Wherever the word "grammar" appears in a line, copy that line.

§ **Recorded information**
[Begin]
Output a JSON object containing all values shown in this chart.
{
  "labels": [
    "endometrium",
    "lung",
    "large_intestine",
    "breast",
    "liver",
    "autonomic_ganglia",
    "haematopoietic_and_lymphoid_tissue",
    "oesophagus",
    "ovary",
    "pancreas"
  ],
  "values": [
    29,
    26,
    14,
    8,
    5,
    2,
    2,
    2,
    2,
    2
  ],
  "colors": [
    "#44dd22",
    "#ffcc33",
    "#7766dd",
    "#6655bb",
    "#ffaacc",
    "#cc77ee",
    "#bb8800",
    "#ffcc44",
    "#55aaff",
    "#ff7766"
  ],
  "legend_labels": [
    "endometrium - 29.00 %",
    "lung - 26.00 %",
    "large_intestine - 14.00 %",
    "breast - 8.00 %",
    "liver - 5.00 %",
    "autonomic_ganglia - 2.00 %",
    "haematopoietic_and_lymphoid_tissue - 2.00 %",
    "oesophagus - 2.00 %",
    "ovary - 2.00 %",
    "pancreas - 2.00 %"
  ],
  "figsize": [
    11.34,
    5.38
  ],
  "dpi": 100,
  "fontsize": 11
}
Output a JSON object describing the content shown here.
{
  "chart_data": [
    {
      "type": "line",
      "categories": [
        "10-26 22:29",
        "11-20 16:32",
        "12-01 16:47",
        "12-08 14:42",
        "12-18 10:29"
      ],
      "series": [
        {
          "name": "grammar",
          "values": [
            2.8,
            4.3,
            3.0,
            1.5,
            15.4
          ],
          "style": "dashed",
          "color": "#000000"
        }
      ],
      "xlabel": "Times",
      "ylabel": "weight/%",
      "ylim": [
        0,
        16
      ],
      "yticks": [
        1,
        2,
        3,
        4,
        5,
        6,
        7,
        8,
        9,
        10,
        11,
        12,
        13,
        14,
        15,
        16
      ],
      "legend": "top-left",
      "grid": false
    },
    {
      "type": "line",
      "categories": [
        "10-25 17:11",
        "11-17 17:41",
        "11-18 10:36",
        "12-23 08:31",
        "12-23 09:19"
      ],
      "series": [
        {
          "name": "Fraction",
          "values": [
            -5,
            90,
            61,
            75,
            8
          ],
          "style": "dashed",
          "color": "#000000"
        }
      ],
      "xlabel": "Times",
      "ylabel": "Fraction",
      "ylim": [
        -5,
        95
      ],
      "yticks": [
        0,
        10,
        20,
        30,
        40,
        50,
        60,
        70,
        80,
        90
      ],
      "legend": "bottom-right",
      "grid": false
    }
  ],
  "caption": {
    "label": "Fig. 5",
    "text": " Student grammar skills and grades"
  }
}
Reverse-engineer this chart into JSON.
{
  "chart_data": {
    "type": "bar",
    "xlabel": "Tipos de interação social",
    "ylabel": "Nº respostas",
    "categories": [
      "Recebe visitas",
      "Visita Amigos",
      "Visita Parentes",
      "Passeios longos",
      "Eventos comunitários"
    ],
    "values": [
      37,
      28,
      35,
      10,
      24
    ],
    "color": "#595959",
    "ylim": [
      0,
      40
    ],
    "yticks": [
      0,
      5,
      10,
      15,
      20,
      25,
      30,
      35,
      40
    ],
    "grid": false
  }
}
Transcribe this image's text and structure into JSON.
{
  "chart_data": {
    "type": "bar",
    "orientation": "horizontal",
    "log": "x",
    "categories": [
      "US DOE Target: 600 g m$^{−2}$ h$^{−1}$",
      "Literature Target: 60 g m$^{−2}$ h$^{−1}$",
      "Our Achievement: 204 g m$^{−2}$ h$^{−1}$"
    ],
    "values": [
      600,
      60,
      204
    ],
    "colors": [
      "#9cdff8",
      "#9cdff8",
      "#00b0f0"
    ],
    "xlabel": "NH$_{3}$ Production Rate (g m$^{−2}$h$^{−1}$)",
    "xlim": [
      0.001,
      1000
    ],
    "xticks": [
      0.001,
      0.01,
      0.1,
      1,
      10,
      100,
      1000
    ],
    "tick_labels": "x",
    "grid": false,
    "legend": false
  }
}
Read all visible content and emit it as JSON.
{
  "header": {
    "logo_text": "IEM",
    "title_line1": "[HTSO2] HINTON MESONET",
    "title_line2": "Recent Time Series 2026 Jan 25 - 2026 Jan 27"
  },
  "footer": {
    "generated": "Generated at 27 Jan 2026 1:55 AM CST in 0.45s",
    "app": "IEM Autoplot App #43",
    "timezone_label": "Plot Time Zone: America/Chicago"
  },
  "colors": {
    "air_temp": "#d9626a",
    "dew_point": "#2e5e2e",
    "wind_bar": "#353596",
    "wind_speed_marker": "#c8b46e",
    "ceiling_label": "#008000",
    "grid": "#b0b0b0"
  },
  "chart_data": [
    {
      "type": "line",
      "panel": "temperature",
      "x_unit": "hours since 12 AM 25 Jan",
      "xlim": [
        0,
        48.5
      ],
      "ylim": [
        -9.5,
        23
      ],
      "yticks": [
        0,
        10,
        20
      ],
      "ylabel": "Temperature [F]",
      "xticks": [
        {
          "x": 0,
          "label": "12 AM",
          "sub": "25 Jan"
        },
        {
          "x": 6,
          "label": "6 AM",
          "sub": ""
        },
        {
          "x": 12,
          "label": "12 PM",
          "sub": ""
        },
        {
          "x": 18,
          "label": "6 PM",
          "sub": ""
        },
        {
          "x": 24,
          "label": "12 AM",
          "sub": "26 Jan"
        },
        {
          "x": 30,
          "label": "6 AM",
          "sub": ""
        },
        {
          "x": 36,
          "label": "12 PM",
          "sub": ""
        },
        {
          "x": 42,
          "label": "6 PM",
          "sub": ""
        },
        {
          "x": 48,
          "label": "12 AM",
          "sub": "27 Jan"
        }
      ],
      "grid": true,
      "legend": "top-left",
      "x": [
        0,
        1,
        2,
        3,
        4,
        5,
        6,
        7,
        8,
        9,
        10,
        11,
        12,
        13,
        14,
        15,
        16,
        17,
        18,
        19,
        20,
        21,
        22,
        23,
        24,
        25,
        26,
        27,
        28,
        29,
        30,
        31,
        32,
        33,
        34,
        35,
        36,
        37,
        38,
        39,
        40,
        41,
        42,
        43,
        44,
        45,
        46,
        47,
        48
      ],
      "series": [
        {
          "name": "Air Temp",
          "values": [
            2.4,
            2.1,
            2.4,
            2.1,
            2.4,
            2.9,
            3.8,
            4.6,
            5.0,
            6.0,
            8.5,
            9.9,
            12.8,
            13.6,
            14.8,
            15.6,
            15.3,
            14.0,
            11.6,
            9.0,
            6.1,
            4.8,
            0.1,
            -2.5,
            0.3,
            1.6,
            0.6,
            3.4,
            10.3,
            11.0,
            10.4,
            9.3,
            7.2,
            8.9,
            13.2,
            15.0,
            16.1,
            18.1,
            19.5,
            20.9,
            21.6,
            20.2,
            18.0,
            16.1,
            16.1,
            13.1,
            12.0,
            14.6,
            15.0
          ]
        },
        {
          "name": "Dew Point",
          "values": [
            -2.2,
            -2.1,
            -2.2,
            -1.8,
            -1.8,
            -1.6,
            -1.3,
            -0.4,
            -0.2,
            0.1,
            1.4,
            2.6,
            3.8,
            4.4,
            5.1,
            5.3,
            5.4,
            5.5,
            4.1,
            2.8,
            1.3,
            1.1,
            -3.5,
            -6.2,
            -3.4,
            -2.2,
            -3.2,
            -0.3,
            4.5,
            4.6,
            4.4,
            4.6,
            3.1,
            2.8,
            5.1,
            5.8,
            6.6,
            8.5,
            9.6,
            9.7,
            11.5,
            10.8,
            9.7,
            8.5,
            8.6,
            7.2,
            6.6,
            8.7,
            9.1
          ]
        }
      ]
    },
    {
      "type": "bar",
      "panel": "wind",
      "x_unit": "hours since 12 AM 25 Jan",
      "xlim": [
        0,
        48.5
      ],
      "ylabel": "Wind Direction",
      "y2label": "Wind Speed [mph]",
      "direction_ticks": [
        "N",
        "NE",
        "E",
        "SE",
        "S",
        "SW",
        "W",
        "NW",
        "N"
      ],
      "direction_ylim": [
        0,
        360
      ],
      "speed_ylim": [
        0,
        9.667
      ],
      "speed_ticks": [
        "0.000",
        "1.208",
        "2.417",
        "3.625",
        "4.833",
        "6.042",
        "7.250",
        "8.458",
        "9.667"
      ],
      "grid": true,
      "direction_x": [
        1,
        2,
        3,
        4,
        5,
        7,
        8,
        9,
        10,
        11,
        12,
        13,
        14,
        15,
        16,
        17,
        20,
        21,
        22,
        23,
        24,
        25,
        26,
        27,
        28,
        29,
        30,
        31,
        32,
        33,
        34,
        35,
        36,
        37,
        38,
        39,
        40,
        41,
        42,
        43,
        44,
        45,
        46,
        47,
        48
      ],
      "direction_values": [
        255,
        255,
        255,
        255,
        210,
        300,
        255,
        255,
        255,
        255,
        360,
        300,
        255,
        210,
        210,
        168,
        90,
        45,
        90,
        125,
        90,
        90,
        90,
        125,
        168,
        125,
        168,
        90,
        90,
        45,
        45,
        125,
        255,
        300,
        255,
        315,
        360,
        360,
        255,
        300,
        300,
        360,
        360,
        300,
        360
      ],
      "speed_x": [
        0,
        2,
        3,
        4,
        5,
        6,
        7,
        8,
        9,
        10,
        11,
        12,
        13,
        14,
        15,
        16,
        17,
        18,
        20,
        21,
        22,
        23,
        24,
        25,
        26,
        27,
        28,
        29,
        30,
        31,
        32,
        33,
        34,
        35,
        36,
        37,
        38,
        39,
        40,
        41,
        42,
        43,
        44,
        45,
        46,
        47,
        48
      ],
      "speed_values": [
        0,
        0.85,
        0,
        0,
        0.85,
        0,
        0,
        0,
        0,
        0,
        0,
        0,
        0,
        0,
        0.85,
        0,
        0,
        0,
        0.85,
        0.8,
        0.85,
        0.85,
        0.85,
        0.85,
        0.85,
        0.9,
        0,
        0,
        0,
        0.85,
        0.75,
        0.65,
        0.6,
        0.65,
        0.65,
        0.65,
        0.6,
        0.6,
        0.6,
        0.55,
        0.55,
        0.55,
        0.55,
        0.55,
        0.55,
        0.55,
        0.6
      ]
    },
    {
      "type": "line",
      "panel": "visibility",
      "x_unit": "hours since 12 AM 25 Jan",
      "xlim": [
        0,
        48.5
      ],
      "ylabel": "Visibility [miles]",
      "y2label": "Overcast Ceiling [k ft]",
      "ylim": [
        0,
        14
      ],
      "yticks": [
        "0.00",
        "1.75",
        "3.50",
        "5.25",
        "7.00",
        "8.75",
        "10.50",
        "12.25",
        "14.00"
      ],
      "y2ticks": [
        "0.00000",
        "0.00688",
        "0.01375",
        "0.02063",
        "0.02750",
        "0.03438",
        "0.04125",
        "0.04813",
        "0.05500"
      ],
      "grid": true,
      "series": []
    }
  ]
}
[End]
§ **Answer for this exercise**
          "name": "grammar",
    "text": " Student grammar skills and grades"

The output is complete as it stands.